[Records about charts and figures]
☆ ☆ ☆ ☆

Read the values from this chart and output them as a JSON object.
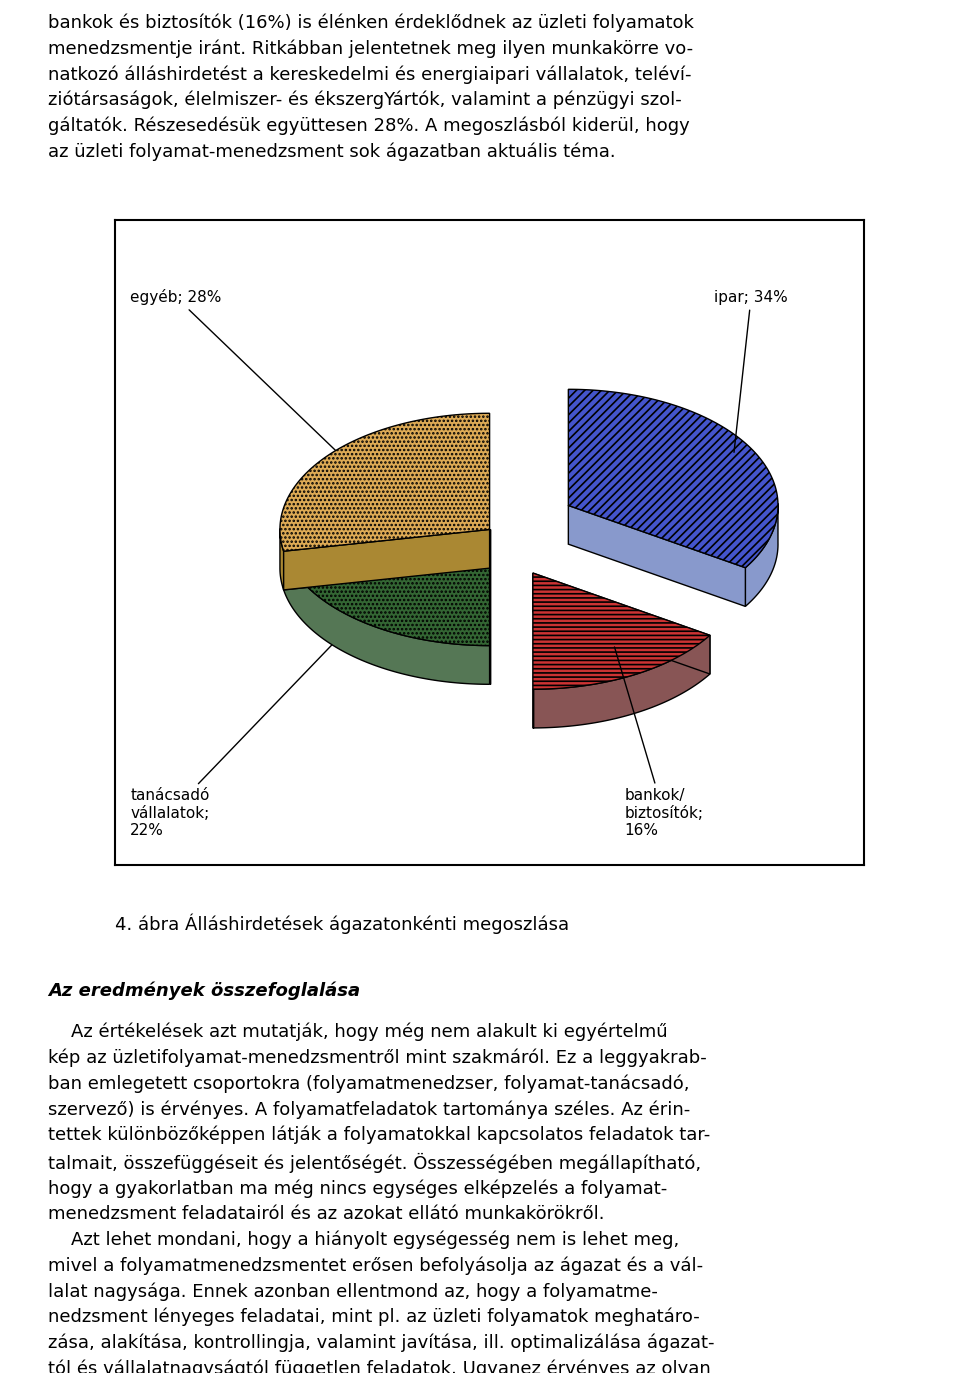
{
  "intro_text": "bankok és biztosítók (16%) is élénken érdeklődnek az üzleti folyamatok\nmenedzsmentje iránt. Ritkábban jelentetnek meg ilyen munkakörre vo-\nnatkozó álláshirdetést a kereskedelmi és energiaipari vállalatok, teléví-\nziótársaságok, élelmiszer- és ékszergYártók, valamint a pénzügyi szol-\ngáltatók. Részesedésük együttesen 28%. A megoszlásból kiderül, hogy\naz üzleti folyamat-menedzsment sok ágazatban aktuális téma.",
  "caption": "4. ábra Álláshirdetések ágazatonkénti megoszlása",
  "section_title": "Az eredmények összefoglalása",
  "body_text": "    Az értékelések azt mutatják, hogy még nem alakult ki egyértelmű\nkép az üzletifolyamat-menedzsmentről mint szakmáról. Ez a leggyakrab-\nban emlegetett csoportokra (folyamatmenedzser, folyamat-tanácsadó,\nszervező) is érvényes. A folyamatfeladatok tartománya széles. Az érin-\ntettek különbözőképpen látják a folyamatokkal kapcsolatos feladatok tar-\ntalmait, összefüggéseit és jelentőségét. Összességében megállapítható,\nhogy a gyakorlatban ma még nincs egységes elképzelés a folyamat-\nmenedzsment feladatairól és az azokat ellátó munkakörökről.\n    Azt lehet mondani, hogy a hiányolt egységesség nem is lehet meg,\nmivel a folyamatmenedzsmentet erősen befolyásolja az ágazat és a vál-\nlalat nagysága. Ennek azonban ellentmond az, hogy a folyamatme-\nnedzsment lényeges feladatai, mint pl. az üzleti folyamatok meghatáro-\nzása, alakítása, kontrollingja, valamint javítása, ill. optimalizálása ágazat-\ntól és vállalatnagyságtól független feladatok. Ugyanez érvényes az olyan\nmunkakörökre is, mint folyamat-tanácsadó, folyamatfelelős és folyamat-\nkoordinatór. A különbség abban van, hogy hogyan szervezik meg a",
  "slices": [
    {
      "label": "ipar; 34%",
      "pct": 34,
      "color": "#4455cc",
      "hatch": "////",
      "side_color": "#8899cc"
    },
    {
      "label": "bankok/\nbiztosítók;\n16%",
      "pct": 16,
      "color": "#cc3333",
      "hatch": "----",
      "side_color": "#885555"
    },
    {
      "label": "tanácsadó\nvállalatok;\n22%",
      "pct": 22,
      "color": "#336633",
      "hatch": "....",
      "side_color": "#557755"
    },
    {
      "label": "egyéb; 28%",
      "pct": 28,
      "color": "#ddaa55",
      "hatch": "....",
      "side_color": "#aa8833"
    }
  ],
  "explode_dist": 0.12,
  "background_color": "#ffffff",
  "text_color": "#000000",
  "intro_fontsize": 13,
  "caption_fontsize": 13,
  "section_fontsize": 13,
  "body_fontsize": 13
}
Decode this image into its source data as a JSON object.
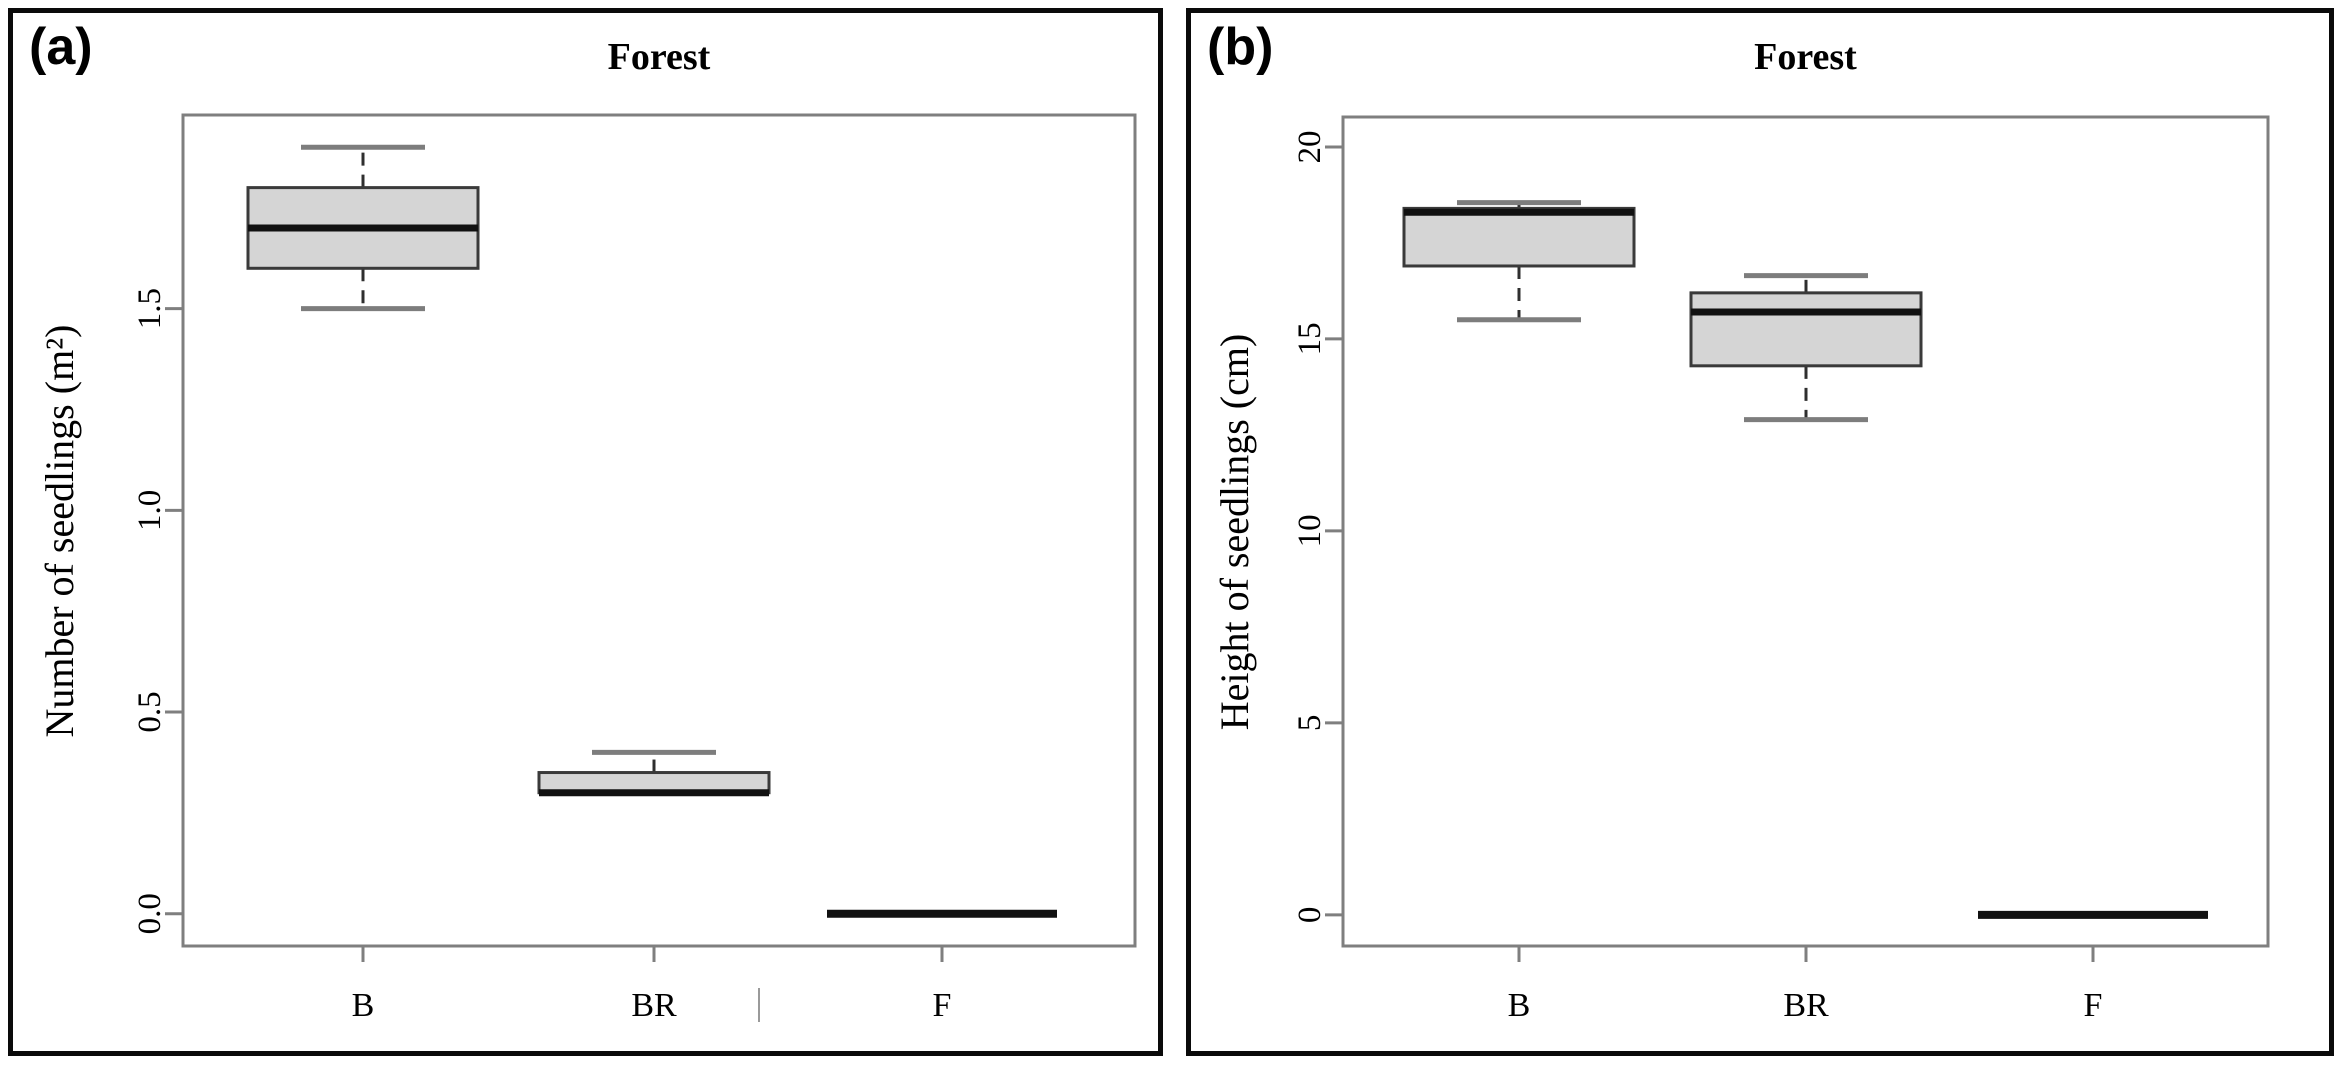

☆ ☆ ☆ ☆

**What is needed**
Without the pictures, retype the whole of the material above exactly.

**Right answer**
Read the values from this chart and output them as a JSON object.
{
  "intro_text": "bankok és biztosítók (16%) is élénken érdeklődnek az üzleti folyamatok\nmenedzsmentje iránt. Ritkábban jelentetnek meg ilyen munkakörre vo-\nnatkozó álláshirdetést a kereskedelmi és energiaipari vállalatok, teléví-\nziótársaságok, élelmiszer- és ékszergYártók, valamint a pénzügyi szol-\ngáltatók. Részesedésük együttesen 28%. A megoszlásból kiderül, hogy\naz üzleti folyamat-menedzsment sok ágazatban aktuális téma.",
  "caption": "4. ábra Álláshirdetések ágazatonkénti megoszlása",
  "section_title": "Az eredmények összefoglalása",
  "body_text": "    Az értékelések azt mutatják, hogy még nem alakult ki egyértelmű\nkép az üzletifolyamat-menedzsmentről mint szakmáról. Ez a leggyakrab-\nban emlegetett csoportokra (folyamatmenedzser, folyamat-tanácsadó,\nszervező) is érvényes. A folyamatfeladatok tartománya széles. Az érin-\ntettek különbözőképpen látják a folyamatokkal kapcsolatos feladatok tar-\ntalmait, összefüggéseit és jelentőségét. Összességében megállapítható,\nhogy a gyakorlatban ma még nincs egységes elképzelés a folyamat-\nmenedzsment feladatairól és az azokat ellátó munkakörökről.\n    Azt lehet mondani, hogy a hiányolt egységesség nem is lehet meg,\nmivel a folyamatmenedzsmentet erősen befolyásolja az ágazat és a vál-\nlalat nagysága. Ennek azonban ellentmond az, hogy a folyamatme-\nnedzsment lényeges feladatai, mint pl. az üzleti folyamatok meghatáro-\nzása, alakítása, kontrollingja, valamint javítása, ill. optimalizálása ágazat-\ntól és vállalatnagyságtól független feladatok. Ugyanez érvényes az olyan\nmunkakörökre is, mint folyamat-tanácsadó, folyamatfelelős és folyamat-\nkoordinatór. A különbség abban van, hogy hogyan szervezik meg a",
  "slices": [
    {
      "label": "ipar; 34%",
      "pct": 34,
      "color": "#4455cc",
      "hatch": "////",
      "side_color": "#8899cc"
    },
    {
      "label": "bankok/\nbiztosítók;\n16%",
      "pct": 16,
      "color": "#cc3333",
      "hatch": "----",
      "side_color": "#885555"
    },
    {
      "label": "tanácsadó\nvállalatok;\n22%",
      "pct": 22,
      "color": "#336633",
      "hatch": "....",
      "side_color": "#557755"
    },
    {
      "label": "egyéb; 28%",
      "pct": 28,
      "color": "#ddaa55",
      "hatch": "....",
      "side_color": "#aa8833"
    }
  ],
  "explode_dist": 0.12,
  "background_color": "#ffffff",
  "text_color": "#000000",
  "intro_fontsize": 13,
  "caption_fontsize": 13,
  "section_fontsize": 13,
  "body_fontsize": 13
}
Decode this image into its source data as a JSON object.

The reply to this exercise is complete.